_WHAT IS EXPECTED:_ In the records below, find each line with the word "value" and copy it.

......

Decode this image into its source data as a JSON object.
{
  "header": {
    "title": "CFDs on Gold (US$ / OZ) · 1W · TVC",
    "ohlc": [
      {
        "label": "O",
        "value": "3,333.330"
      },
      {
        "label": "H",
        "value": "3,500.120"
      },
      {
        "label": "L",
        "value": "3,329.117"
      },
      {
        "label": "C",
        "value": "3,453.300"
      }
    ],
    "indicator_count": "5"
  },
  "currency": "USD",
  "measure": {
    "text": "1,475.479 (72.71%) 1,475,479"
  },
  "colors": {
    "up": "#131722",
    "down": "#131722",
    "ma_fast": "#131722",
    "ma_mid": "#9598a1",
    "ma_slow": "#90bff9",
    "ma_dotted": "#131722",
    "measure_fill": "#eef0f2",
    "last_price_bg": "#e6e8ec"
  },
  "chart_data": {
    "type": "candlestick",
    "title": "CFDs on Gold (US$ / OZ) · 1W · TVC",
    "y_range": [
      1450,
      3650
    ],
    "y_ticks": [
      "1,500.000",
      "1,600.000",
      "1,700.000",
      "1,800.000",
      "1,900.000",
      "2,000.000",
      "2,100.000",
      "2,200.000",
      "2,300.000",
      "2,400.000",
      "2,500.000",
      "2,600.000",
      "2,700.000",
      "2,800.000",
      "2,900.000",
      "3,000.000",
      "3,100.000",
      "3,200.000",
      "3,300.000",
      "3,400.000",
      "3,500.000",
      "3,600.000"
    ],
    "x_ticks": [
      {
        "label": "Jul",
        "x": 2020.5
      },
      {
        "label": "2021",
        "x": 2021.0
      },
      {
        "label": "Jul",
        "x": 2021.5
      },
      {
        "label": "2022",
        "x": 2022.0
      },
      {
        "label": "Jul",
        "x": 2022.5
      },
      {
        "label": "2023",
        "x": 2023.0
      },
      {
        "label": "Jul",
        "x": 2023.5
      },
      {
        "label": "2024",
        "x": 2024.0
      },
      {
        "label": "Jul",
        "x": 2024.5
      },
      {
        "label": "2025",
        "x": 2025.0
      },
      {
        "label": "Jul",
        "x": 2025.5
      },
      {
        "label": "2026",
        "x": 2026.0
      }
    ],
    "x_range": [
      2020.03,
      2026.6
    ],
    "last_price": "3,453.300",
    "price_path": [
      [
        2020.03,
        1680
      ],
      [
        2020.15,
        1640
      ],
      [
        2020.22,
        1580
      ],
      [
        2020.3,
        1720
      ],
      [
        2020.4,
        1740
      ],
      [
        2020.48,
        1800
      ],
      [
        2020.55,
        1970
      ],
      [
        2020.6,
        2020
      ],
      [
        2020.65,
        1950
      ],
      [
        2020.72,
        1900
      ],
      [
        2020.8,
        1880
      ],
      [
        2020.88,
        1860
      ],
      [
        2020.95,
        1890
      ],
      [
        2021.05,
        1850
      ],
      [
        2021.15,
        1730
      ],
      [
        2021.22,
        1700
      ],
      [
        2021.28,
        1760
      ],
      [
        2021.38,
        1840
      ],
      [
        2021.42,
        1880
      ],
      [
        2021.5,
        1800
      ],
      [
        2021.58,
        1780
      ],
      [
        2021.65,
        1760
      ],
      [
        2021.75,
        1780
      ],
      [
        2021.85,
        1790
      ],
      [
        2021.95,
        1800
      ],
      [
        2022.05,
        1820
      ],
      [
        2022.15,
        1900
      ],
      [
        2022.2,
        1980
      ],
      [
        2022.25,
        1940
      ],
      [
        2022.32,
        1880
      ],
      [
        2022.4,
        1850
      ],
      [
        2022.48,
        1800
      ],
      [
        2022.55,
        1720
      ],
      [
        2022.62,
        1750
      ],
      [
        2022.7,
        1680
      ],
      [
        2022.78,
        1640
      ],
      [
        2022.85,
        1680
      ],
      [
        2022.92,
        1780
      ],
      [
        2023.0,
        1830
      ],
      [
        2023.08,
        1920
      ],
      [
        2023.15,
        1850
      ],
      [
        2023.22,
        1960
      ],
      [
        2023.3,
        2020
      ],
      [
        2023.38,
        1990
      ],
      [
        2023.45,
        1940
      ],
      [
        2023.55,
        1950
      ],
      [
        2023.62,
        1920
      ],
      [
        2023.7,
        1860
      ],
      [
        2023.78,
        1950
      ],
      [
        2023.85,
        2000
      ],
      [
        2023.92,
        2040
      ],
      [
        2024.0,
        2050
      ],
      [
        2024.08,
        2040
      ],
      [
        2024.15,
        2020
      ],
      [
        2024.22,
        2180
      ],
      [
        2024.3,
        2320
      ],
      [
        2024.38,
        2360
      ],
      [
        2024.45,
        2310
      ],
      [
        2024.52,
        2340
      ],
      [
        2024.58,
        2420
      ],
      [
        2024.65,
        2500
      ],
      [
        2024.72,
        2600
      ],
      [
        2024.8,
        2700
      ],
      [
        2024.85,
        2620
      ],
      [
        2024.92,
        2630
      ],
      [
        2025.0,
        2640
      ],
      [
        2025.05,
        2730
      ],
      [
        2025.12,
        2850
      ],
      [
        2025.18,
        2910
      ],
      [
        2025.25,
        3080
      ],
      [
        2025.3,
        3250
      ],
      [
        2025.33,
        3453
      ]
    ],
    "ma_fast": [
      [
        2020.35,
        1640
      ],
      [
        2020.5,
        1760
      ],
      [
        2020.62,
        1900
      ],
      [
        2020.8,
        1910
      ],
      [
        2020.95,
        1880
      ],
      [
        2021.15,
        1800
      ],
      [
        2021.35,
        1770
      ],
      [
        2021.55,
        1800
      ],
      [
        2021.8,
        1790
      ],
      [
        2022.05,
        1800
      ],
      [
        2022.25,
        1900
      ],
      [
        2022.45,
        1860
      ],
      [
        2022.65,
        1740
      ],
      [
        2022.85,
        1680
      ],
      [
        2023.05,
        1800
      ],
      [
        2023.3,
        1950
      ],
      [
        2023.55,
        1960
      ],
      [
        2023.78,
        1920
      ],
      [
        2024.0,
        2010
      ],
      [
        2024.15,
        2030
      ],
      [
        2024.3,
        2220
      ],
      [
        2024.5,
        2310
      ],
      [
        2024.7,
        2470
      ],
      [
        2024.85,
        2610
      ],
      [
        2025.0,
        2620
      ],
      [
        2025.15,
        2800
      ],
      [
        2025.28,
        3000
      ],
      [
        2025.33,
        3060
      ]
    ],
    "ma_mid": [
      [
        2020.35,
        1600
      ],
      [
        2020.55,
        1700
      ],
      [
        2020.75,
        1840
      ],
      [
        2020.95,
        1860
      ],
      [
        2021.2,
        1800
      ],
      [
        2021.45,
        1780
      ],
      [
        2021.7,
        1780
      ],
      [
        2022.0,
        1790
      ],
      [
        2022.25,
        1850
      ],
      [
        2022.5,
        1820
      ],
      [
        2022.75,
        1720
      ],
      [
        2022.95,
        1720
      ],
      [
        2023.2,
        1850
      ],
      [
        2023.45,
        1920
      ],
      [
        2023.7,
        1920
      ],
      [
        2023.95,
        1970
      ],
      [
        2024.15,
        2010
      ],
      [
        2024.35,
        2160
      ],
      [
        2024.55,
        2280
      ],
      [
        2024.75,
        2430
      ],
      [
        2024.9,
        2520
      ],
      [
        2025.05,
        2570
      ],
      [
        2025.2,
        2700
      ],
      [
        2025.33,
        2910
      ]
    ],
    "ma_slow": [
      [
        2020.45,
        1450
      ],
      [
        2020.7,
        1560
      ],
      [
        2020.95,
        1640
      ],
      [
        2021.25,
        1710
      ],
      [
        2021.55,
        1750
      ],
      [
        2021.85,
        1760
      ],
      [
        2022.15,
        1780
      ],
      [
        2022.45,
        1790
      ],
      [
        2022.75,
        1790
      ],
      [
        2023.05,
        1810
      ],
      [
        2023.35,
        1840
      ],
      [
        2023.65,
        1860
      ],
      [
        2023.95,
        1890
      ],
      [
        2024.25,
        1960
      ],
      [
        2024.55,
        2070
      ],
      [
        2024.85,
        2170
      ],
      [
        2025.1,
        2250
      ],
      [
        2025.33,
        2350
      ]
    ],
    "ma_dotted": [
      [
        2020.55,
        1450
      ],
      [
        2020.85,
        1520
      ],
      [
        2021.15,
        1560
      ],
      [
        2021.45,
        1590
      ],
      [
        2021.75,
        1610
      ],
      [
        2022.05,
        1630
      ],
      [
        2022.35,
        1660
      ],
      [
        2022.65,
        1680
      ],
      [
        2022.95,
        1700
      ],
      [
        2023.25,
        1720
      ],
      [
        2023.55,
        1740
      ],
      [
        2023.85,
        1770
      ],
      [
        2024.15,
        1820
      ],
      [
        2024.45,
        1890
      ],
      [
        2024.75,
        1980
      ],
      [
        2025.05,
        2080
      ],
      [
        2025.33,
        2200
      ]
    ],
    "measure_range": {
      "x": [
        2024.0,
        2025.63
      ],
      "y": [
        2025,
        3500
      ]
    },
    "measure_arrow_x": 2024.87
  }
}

......

_FINAL ANSWER:_
        "value": "3,333.330"
        "value": "3,500.120"
        "value": "3,329.117"
        "value": "3,453.300"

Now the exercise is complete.